## Start
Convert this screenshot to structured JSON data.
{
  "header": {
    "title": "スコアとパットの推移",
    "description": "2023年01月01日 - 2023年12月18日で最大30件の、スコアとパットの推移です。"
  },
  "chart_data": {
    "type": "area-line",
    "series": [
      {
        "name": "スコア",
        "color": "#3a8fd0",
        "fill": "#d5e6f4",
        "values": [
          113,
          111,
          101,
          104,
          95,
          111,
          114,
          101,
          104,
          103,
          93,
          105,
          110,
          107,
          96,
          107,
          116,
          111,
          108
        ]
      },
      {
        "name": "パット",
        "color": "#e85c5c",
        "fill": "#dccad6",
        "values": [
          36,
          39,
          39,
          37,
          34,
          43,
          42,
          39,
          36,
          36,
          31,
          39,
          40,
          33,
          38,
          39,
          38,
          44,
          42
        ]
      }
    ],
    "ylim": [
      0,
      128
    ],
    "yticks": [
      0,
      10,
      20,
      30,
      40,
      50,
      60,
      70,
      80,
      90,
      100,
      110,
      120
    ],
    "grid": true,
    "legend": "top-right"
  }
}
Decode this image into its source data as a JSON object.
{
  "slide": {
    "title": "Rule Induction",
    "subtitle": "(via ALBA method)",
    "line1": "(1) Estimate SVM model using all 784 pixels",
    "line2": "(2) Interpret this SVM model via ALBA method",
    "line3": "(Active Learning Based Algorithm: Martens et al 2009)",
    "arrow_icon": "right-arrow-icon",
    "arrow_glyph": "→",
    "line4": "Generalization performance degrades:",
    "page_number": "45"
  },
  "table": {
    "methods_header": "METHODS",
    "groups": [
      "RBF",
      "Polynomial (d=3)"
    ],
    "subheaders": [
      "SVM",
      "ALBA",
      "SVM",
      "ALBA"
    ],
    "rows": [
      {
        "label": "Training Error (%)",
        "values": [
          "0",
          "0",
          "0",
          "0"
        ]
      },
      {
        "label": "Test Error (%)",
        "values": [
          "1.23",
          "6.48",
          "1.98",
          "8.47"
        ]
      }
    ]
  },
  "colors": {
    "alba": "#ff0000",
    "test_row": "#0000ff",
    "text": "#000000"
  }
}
## End
__TASK REQUIREMENTS__
Search the data for "model". Copy every matching line.

__THE COMPLETED TASK__
    "line1": "(1) Estimate SVM model using all 784 pixels",
    "line2": "(2) Interpret this SVM model via ALBA method",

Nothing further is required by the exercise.